- [GIVEN TASK]: Restate the data word for word and leave the images out.
Begin
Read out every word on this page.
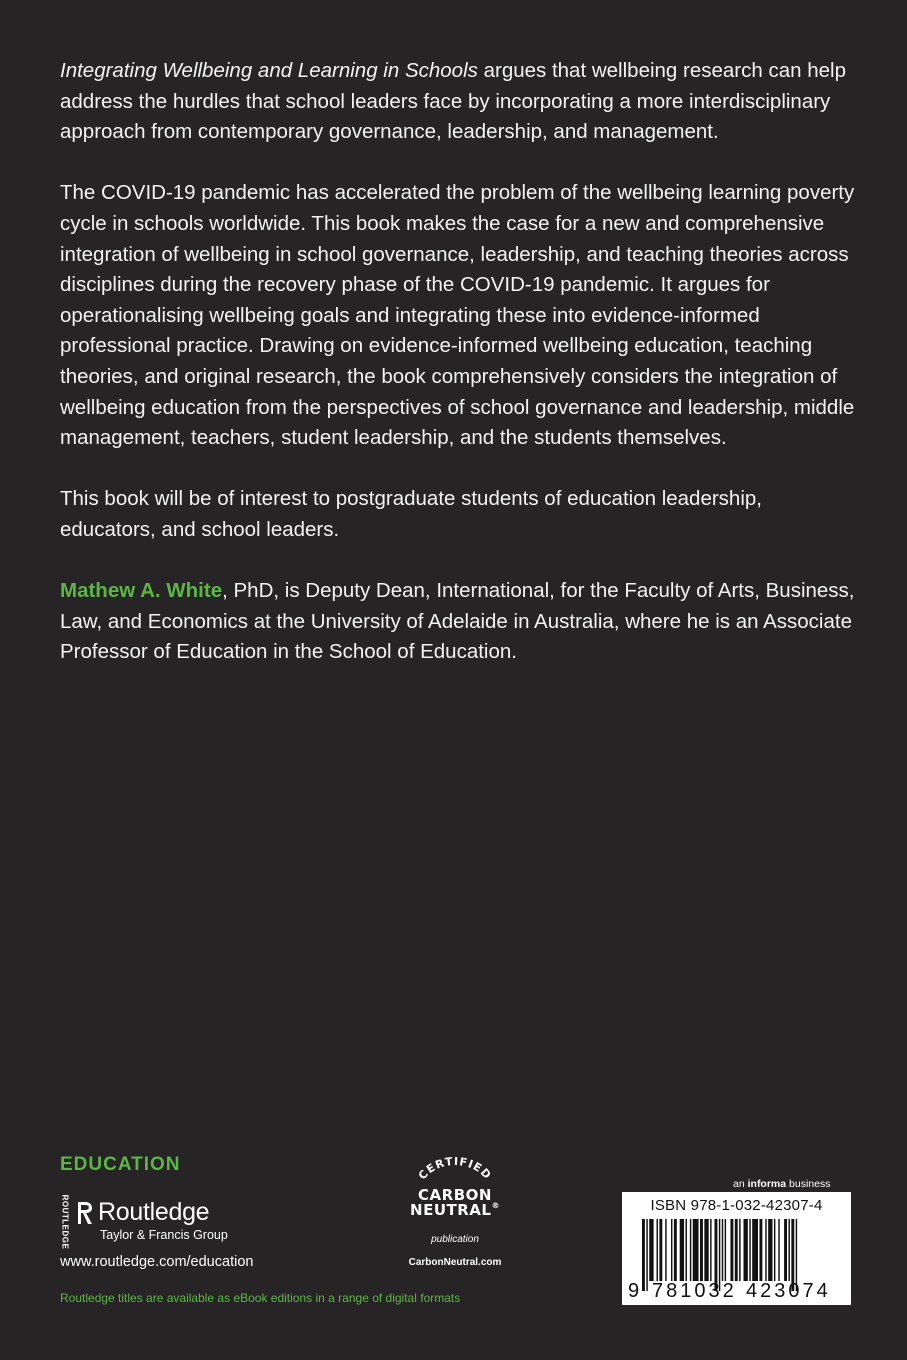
Integrating Wellbeing and Learning in Schools argues that wellbeing research can help address the hurdles that school leaders face by incorporating a more interdisciplinary approach from contemporary governance, leadership, and management.

The COVID-19 pandemic has accelerated the problem of the wellbeing learning poverty cycle in schools worldwide. This book makes the case for a new and comprehensive integration of wellbeing in school governance, leadership, and teaching theories across disciplines during the recovery phase of the COVID-19 pandemic. It argues for operationalising wellbeing goals and integrating these into evidence-informed professional practice. Drawing on evidence-informed wellbeing education, teaching theories, and original research, the book comprehensively considers the integration of wellbeing education from the perspectives of school governance and leadership, middle management, teachers, student leadership, and the students themselves.

This book will be of interest to postgraduate students of education leadership, educators, and school leaders.

Mathew A. White, PhD, is Deputy Dean, International, for the Faculty of Arts, Business, Law, and Economics at the University of Adelaide in Australia, where he is an Associate Professor of Education in the School of Education.

EDUCATION
ROUTLEDGE Routledge
Taylor & Francis Group
www.routledge.com/education
Routledge titles are available as eBook editions in a range of digital formats
CERTIFIED
CARBON
NEUTRAL®
publication
CarbonNeutral.com
an informa business
ISBN 978-1-032-42307-4
9 781032 423074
End
- [SOLUTION BELOW]:
Read out every word on this page.
Integrating Wellbeing and Learning in Schools argues that wellbeing research can help address the hurdles that school leaders face by incorporating a more interdisciplinary approach from contemporary governance, leadership, and management.

The COVID-19 pandemic has accelerated the problem of the wellbeing learning poverty cycle in schools worldwide. This book makes the case for a new and comprehensive integration of wellbeing in school governance, leadership, and teaching theories across disciplines during the recovery phase of the COVID-19 pandemic. It argues for operationalising wellbeing goals and integrating these into evidence-informed professional practice. Drawing on evidence-informed wellbeing education, teaching theories, and original research, the book comprehensively considers the integration of wellbeing education from the perspectives of school governance and leadership, middle management, teachers, student leadership, and the students themselves.

This book will be of interest to postgraduate students of education leadership, educators, and school leaders.

Mathew A. White, PhD, is Deputy Dean, International, for the Faculty of Arts, Business, Law, and Economics at the University of Adelaide in Australia, where he is an Associate Professor of Education in the School of Education.

EDUCATION
ROUTLEDGE Routledge
Taylor & Francis Group
www.routledge.com/education
Routledge titles are available as eBook editions in a range of digital formats
CERTIFIED
CARBON
NEUTRAL®
publication
CarbonNeutral.com
an informa business
ISBN 978-1-032-42307-4
9 781032 423074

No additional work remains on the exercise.